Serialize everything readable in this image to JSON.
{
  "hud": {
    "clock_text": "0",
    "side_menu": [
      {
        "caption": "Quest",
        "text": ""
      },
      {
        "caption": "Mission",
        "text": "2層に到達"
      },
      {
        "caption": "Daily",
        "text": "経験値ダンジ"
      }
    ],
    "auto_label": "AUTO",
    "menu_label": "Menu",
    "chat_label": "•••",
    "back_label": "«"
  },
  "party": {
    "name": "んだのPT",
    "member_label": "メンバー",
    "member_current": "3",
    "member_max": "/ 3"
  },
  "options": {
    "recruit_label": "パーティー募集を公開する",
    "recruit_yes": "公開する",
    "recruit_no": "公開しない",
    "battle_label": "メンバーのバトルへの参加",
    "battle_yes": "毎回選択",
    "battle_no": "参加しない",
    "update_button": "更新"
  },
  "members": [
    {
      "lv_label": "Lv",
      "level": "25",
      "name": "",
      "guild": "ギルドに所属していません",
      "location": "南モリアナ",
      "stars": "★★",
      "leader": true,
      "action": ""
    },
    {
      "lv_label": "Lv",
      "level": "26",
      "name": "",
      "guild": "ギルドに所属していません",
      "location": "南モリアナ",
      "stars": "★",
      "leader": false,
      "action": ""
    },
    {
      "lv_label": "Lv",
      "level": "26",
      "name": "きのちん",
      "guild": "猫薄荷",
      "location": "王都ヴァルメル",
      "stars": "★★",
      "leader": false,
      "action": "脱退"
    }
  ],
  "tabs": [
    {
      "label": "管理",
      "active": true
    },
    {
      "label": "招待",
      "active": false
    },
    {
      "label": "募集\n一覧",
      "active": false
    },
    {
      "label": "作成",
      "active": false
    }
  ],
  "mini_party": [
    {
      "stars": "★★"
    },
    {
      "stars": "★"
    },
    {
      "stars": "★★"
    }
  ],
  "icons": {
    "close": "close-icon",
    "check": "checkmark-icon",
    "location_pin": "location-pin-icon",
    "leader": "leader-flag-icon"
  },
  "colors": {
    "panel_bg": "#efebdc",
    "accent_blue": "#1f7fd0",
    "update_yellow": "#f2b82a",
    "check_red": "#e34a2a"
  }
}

☆ ☆ ☆ ☆

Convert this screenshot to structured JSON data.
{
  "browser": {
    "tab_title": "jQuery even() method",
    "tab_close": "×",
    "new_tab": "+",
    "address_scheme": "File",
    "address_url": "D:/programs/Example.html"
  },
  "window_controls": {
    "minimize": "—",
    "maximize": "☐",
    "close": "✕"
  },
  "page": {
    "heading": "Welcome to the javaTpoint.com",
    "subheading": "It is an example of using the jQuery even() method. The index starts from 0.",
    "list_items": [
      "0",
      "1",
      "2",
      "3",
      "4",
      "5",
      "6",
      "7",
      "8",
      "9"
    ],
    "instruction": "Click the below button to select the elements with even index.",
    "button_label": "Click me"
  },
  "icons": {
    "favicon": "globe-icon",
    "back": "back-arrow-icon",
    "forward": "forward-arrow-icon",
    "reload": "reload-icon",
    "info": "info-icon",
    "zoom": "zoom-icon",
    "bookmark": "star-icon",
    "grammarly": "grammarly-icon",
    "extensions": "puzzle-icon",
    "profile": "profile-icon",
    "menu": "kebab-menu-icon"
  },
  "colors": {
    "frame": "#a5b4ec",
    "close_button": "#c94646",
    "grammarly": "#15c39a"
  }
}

☆ ☆ ☆ ☆

● **WRITTEN PROBLEM**: Look through the material and copy each line that has "index".

● **SOLUTION**:
    "subheading": "It is an example of using the jQuery even() method. The index starts from 0.",
    "instruction": "Click the below button to select the elements with even index.",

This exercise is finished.